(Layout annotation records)

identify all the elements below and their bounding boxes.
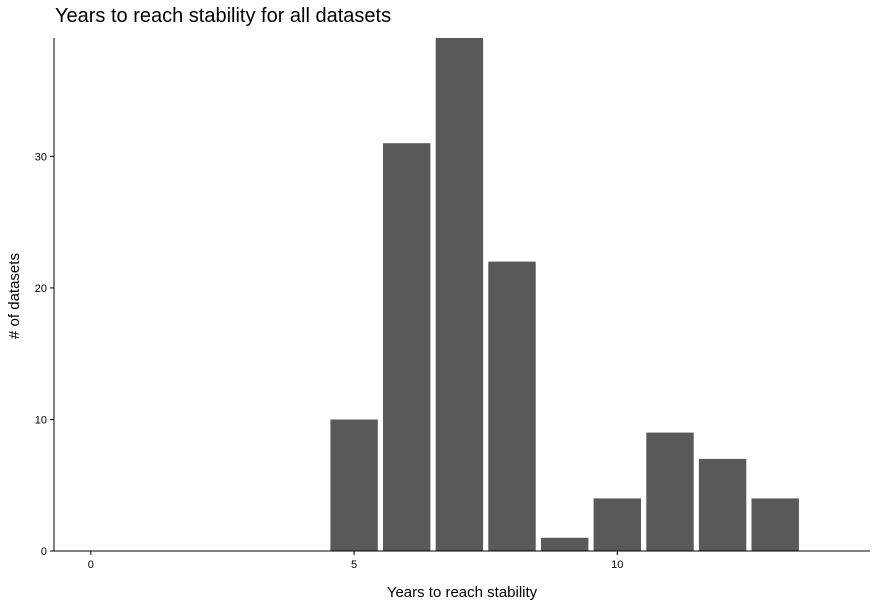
bars-group: [330, 38, 799, 551]
bar-13: [751, 498, 799, 551]
x-tick-label: 5: [351, 559, 357, 571]
x-axis-ticks: 0 5 10: [88, 551, 623, 571]
bar-12: [698, 458, 747, 551]
chart-title: Years to reach stability for all dataset…: [55, 5, 391, 27]
bar-5: [330, 419, 378, 551]
y-tick-label: 20: [35, 283, 47, 295]
bar-6: [383, 143, 431, 551]
y-axis-title: # of datasets: [6, 253, 23, 339]
y-tick-label: 0: [41, 546, 47, 558]
x-axis-title: Years to reach stability: [387, 584, 538, 601]
x-tick-label: 0: [88, 559, 94, 571]
x-tick-label: 10: [611, 559, 623, 571]
bar-11: [646, 432, 694, 551]
bar-7: [435, 38, 484, 551]
bar-8: [488, 261, 536, 551]
y-tick-label: 10: [35, 414, 47, 426]
y-tick-label: 30: [35, 151, 47, 163]
bar-9: [541, 537, 589, 551]
y-axis-ticks: 0 10 20 30: [35, 151, 54, 558]
bar-10: [593, 498, 641, 551]
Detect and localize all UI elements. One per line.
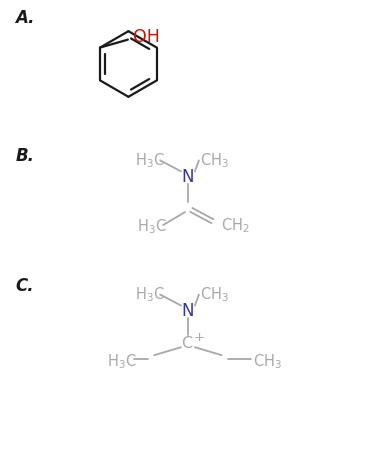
Text: H$_3$C: H$_3$C [107,351,136,370]
Text: H$_3$C: H$_3$C [135,151,165,170]
Text: H$_3$C: H$_3$C [137,217,167,236]
Text: N: N [182,302,194,320]
Text: B.: B. [15,147,34,165]
Text: CH$_3$: CH$_3$ [254,351,283,370]
Text: H$_3$C: H$_3$C [135,285,165,303]
Text: +: + [194,330,205,343]
Text: CH$_3$: CH$_3$ [200,285,229,303]
Text: CH$_2$: CH$_2$ [221,216,250,235]
Text: C.: C. [15,276,34,294]
Text: CH$_3$: CH$_3$ [200,151,229,170]
Text: C: C [181,335,192,350]
Text: N: N [182,168,194,186]
Text: A.: A. [15,9,35,27]
Text: OH: OH [133,28,160,46]
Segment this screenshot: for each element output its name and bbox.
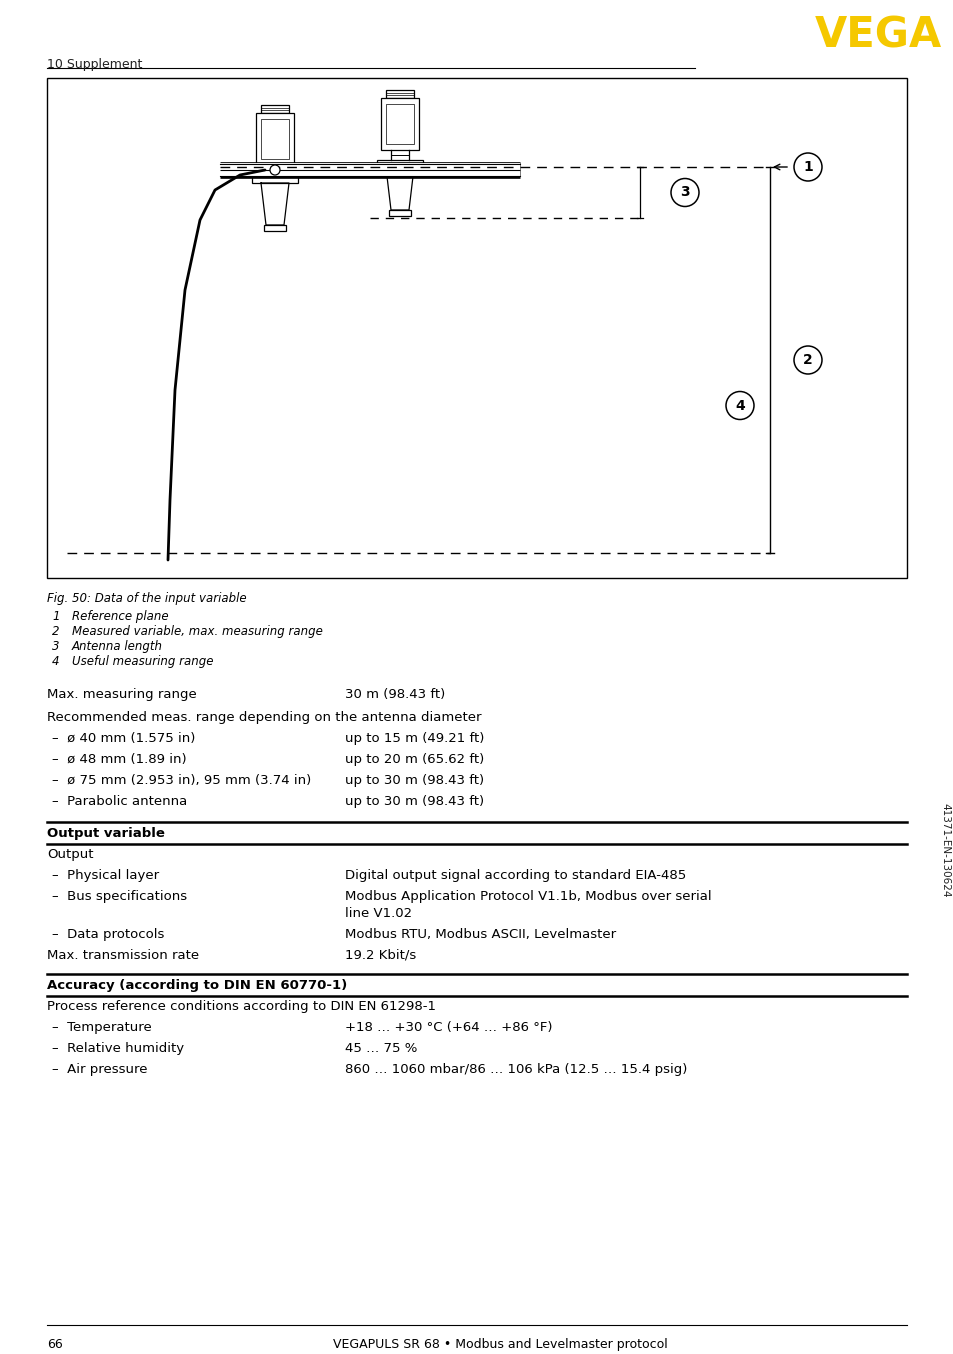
Text: 66: 66 (47, 1338, 63, 1351)
Text: Modbus Application Protocol V1.1b, Modbus over serial: Modbus Application Protocol V1.1b, Modbu… (345, 890, 711, 903)
Text: Useful measuring range: Useful measuring range (71, 655, 213, 668)
Text: 1: 1 (52, 611, 59, 623)
Text: Antenna length: Antenna length (71, 640, 163, 653)
Text: Modbus RTU, Modbus ASCII, Levelmaster: Modbus RTU, Modbus ASCII, Levelmaster (345, 927, 616, 941)
Circle shape (270, 165, 280, 175)
Text: –  Relative humidity: – Relative humidity (52, 1043, 184, 1055)
Text: up to 20 m (65.62 ft): up to 20 m (65.62 ft) (345, 753, 484, 766)
Bar (386, 89, 414, 97)
Text: Process reference conditions according to DIN EN 61298-1: Process reference conditions according t… (47, 1001, 436, 1013)
Bar (386, 104, 414, 144)
Bar (261, 106, 289, 112)
Text: 2: 2 (802, 353, 812, 367)
Bar (255, 112, 294, 165)
Text: –  ø 48 mm (1.89 in): – ø 48 mm (1.89 in) (52, 753, 187, 766)
Text: 2: 2 (52, 626, 59, 638)
Text: Measured variable, max. measuring range: Measured variable, max. measuring range (71, 626, 322, 638)
Bar (264, 225, 286, 232)
Bar (252, 175, 297, 183)
Text: –  Parabolic antenna: – Parabolic antenna (52, 795, 187, 808)
Text: 4: 4 (735, 398, 744, 413)
Text: Reference plane: Reference plane (71, 611, 169, 623)
Bar (380, 97, 418, 150)
Text: –  Bus specifications: – Bus specifications (52, 890, 187, 903)
Bar (47, 79, 906, 578)
Text: 860 … 1060 mbar/86 … 106 kPa (12.5 … 15.4 psig): 860 … 1060 mbar/86 … 106 kPa (12.5 … 15.… (345, 1063, 687, 1076)
Text: up to 30 m (98.43 ft): up to 30 m (98.43 ft) (345, 795, 483, 808)
Text: –  Physical layer: – Physical layer (52, 869, 159, 881)
Text: Recommended meas. range depending on the antenna diameter: Recommended meas. range depending on the… (47, 711, 481, 724)
Bar (389, 210, 411, 217)
Text: VEGA: VEGA (814, 15, 942, 57)
Text: 10 Supplement: 10 Supplement (47, 58, 142, 70)
Circle shape (793, 153, 821, 181)
Circle shape (725, 391, 753, 420)
Text: Accuracy (according to DIN EN 60770-1): Accuracy (according to DIN EN 60770-1) (47, 979, 347, 992)
Text: +18 … +30 °C (+64 … +86 °F): +18 … +30 °C (+64 … +86 °F) (345, 1021, 552, 1034)
Text: 19.2 Kbit/s: 19.2 Kbit/s (345, 949, 416, 961)
Circle shape (793, 347, 821, 374)
Text: Max. transmission rate: Max. transmission rate (47, 949, 199, 961)
Text: Digital output signal according to standard EIA-485: Digital output signal according to stand… (345, 869, 685, 881)
Text: Max. measuring range: Max. measuring range (47, 688, 196, 701)
Bar (261, 119, 289, 158)
Text: –  Data protocols: – Data protocols (52, 927, 164, 941)
Text: 45 … 75 %: 45 … 75 % (345, 1043, 416, 1055)
Text: up to 15 m (49.21 ft): up to 15 m (49.21 ft) (345, 733, 484, 745)
Text: –  Air pressure: – Air pressure (52, 1063, 148, 1076)
Text: –  ø 75 mm (2.953 in), 95 mm (3.74 in): – ø 75 mm (2.953 in), 95 mm (3.74 in) (52, 774, 311, 787)
Text: 30 m (98.43 ft): 30 m (98.43 ft) (345, 688, 445, 701)
Text: 41371-EN-130624: 41371-EN-130624 (939, 803, 949, 898)
Text: Output: Output (47, 848, 93, 861)
Text: up to 30 m (98.43 ft): up to 30 m (98.43 ft) (345, 774, 483, 787)
Text: 3: 3 (52, 640, 59, 653)
Text: 3: 3 (679, 185, 689, 199)
Text: –  ø 40 mm (1.575 in): – ø 40 mm (1.575 in) (52, 733, 195, 745)
Bar (376, 160, 422, 168)
Circle shape (670, 179, 699, 207)
Text: Fig. 50: Data of the input variable: Fig. 50: Data of the input variable (47, 592, 247, 605)
Text: –  Temperature: – Temperature (52, 1021, 152, 1034)
Text: line V1.02: line V1.02 (345, 907, 412, 919)
Text: Output variable: Output variable (47, 827, 165, 839)
Text: 4: 4 (52, 655, 59, 668)
Text: VEGAPULS SR 68 • Modbus and Levelmaster protocol: VEGAPULS SR 68 • Modbus and Levelmaster … (333, 1338, 667, 1351)
Text: 1: 1 (802, 160, 812, 175)
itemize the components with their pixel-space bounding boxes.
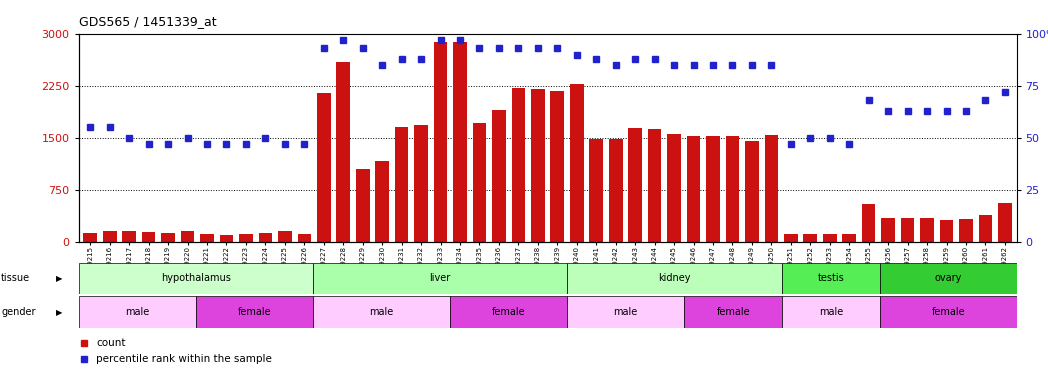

#### Problem statement:
In the data from the start through the line containing "Segment this screenshot: for", replace "chart-title" with "plot-title" and reproduce that stretch with every other part unchanged. Leave the pictures out of your answer.

#### Solution for this exercise:
identify all the elements below and their bounding boxes.
bars-group: [330, 38, 799, 551]
bar-13: [751, 498, 799, 551]
x-tick-label: 5: [351, 559, 357, 571]
x-axis-ticks: 0 5 10: [88, 551, 623, 571]
bar-12: [698, 458, 747, 551]
plot-title: Years to reach stability for all dataset…: [55, 5, 391, 27]
bar-5: [330, 419, 378, 551]
y-tick-label: 20: [35, 283, 47, 295]
bar-6: [383, 143, 431, 551]
y-axis-title: # of datasets: [6, 253, 23, 339]
y-tick-label: 0: [41, 546, 47, 558]
x-axis-title: Years to reach stability: [387, 584, 538, 601]
x-tick-label: 0: [88, 559, 94, 571]
x-tick-label: 10: [611, 559, 623, 571]
bar-11: [646, 432, 694, 551]
bar-7: [435, 38, 484, 551]
bar-8: [488, 261, 536, 551]
y-tick-label: 10: [35, 414, 47, 426]
y-tick-label: 30: [35, 151, 47, 163]
bar-9: [541, 537, 589, 551]
y-axis-ticks: 0 10 20 30: [35, 151, 54, 558]
bar-10: [593, 498, 641, 551]
Detect and localize all UI elements. One per line.
Text: H$_3$C: H$_3$C [107,351,136,370]
Text: H$_3$C: H$_3$C [135,151,165,170]
Text: H$_3$C: H$_3$C [137,217,167,236]
Text: N: N [182,302,194,320]
Text: B.: B. [15,147,34,165]
Text: CH$_3$: CH$_3$ [254,351,283,370]
Text: H$_3$C: H$_3$C [135,285,165,303]
Text: +: + [194,330,205,343]
Text: CH$_3$: CH$_3$ [200,285,229,303]
Text: CH$_2$: CH$_2$ [221,216,250,235]
Text: C.: C. [15,276,34,294]
Text: CH$_3$: CH$_3$ [200,151,229,170]
Text: C: C [181,335,192,350]
Text: N: N [182,168,194,186]
Text: A.: A. [15,9,35,27]
Text: OH: OH [133,28,160,46]
Segment this screenshot: for each element output its name and bbox.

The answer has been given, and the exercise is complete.